═══ THE INPUT ═══

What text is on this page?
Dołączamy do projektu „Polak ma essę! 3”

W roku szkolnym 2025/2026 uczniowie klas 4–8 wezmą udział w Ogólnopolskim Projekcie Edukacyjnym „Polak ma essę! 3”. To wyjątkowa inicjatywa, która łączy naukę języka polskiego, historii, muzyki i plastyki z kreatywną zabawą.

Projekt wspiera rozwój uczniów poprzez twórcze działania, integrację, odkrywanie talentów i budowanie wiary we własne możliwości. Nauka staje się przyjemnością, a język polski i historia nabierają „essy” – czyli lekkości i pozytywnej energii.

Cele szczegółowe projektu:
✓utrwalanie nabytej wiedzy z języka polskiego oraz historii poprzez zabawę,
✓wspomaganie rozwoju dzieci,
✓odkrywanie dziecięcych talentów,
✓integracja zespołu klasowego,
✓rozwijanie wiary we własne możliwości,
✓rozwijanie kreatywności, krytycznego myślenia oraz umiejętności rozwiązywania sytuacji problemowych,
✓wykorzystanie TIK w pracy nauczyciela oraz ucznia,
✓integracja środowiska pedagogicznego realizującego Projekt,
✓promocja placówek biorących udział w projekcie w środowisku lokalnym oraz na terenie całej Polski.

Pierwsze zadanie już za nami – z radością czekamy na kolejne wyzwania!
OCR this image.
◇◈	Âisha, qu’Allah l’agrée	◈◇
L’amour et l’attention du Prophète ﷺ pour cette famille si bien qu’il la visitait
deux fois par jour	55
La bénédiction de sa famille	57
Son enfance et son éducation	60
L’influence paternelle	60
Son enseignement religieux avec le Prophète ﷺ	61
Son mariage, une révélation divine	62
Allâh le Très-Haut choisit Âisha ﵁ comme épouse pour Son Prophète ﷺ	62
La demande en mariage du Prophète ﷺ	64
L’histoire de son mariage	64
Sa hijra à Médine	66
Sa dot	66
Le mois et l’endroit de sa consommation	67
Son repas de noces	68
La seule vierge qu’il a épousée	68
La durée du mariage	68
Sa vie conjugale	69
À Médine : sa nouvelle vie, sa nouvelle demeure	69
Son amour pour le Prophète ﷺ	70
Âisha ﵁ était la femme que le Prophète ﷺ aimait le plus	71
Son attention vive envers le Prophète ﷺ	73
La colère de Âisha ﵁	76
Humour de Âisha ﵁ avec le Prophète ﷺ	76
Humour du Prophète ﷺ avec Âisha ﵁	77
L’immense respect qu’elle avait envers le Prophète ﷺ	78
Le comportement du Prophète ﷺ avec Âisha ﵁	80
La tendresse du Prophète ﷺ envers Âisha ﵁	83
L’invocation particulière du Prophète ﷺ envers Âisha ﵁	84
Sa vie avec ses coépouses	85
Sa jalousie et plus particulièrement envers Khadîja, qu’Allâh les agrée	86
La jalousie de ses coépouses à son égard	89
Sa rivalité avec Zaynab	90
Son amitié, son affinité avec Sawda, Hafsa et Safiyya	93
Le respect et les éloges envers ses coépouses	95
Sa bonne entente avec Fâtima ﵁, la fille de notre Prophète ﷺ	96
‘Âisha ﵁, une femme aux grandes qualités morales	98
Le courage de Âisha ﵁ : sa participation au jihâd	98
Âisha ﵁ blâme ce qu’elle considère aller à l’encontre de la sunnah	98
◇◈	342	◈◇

═══

**INSTRUCTIONS FOR THE TASK:**
Gather each line from the entries above that includes the word "wiary".

**WRITTEN REPLY:**
Projekt wspiera rozwój uczniów poprzez twórcze działania, integrację, odkrywanie talentów i budowanie wiary we własne możliwości. Nauka staje się przyjemnością, a język polski i historia nabierają „essy” – czyli lekkości i pozytywnej energii.
✓rozwijanie wiary we własne możliwości,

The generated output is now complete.